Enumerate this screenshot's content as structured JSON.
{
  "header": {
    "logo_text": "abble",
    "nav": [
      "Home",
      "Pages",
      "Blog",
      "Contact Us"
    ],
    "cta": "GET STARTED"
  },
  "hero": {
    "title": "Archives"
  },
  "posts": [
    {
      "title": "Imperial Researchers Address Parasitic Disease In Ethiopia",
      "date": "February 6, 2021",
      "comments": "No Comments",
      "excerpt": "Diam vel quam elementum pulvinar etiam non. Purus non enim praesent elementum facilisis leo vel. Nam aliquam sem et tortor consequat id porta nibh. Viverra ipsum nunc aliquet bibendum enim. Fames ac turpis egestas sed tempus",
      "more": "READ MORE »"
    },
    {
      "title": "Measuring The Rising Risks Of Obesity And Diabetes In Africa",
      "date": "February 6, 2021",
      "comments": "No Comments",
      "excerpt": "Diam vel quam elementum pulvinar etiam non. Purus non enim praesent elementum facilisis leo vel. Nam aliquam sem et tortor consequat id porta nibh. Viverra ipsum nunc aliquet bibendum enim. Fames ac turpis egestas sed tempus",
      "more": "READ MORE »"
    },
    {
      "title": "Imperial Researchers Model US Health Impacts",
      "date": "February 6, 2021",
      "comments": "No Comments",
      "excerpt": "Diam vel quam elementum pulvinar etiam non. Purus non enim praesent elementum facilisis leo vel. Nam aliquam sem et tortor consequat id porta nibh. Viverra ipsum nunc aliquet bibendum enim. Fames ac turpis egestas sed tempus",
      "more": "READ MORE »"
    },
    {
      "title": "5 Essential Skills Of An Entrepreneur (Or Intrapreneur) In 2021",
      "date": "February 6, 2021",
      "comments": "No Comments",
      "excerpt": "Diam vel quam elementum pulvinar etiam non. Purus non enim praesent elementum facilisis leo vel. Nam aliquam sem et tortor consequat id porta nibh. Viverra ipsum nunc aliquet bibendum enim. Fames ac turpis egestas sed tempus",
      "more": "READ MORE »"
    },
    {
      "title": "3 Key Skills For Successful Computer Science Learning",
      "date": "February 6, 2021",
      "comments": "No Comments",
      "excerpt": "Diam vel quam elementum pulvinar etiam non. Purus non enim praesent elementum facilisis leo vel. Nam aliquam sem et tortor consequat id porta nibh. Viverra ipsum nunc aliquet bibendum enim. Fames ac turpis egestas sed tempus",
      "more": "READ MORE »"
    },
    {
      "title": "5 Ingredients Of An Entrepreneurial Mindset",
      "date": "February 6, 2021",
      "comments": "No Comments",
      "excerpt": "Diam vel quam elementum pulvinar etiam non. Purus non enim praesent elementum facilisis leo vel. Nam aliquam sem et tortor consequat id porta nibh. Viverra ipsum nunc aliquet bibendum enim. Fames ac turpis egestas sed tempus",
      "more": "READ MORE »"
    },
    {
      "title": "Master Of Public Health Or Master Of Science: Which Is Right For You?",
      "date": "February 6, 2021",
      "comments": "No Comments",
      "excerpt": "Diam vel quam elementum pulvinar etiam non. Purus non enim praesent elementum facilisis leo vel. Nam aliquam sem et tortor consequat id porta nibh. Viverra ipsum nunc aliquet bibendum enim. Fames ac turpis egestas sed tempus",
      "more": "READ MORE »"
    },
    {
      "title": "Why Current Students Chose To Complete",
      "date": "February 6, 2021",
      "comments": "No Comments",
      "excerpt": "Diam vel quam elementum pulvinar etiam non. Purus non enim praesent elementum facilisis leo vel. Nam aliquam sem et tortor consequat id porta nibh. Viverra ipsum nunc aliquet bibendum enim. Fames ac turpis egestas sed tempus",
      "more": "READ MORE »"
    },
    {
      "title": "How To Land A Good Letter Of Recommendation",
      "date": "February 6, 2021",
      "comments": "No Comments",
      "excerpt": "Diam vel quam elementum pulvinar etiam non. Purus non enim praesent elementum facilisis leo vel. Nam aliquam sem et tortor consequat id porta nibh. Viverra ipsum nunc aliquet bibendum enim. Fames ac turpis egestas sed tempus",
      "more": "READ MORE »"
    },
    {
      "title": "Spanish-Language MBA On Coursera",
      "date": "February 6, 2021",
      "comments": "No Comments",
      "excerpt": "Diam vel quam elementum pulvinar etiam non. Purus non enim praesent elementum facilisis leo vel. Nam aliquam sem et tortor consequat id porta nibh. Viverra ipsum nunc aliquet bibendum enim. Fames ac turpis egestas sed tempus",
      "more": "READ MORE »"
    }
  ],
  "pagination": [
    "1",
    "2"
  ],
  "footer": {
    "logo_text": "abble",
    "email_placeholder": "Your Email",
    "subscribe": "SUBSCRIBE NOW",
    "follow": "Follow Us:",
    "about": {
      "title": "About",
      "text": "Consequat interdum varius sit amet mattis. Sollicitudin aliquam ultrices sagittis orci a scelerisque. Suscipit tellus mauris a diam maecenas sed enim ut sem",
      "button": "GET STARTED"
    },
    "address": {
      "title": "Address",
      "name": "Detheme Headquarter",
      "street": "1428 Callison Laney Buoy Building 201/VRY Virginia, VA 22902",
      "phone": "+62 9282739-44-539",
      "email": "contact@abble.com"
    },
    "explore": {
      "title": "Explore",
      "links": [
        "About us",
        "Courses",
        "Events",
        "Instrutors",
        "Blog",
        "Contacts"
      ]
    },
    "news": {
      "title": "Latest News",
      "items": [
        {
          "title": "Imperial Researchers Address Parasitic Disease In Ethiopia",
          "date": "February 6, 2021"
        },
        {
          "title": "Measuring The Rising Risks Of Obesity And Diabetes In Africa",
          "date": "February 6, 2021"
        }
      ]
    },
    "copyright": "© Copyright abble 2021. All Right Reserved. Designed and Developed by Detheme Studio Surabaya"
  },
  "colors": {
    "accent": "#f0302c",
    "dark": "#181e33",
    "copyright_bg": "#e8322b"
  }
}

* [Directions for this task]
From the data above, copy each line where the string "Ethiopia" appears.

* [The completed task]
      "title": "Imperial Researchers Address Parasitic Disease In Ethiopia",
          "title": "Imperial Researchers Address Parasitic Disease In Ethiopia",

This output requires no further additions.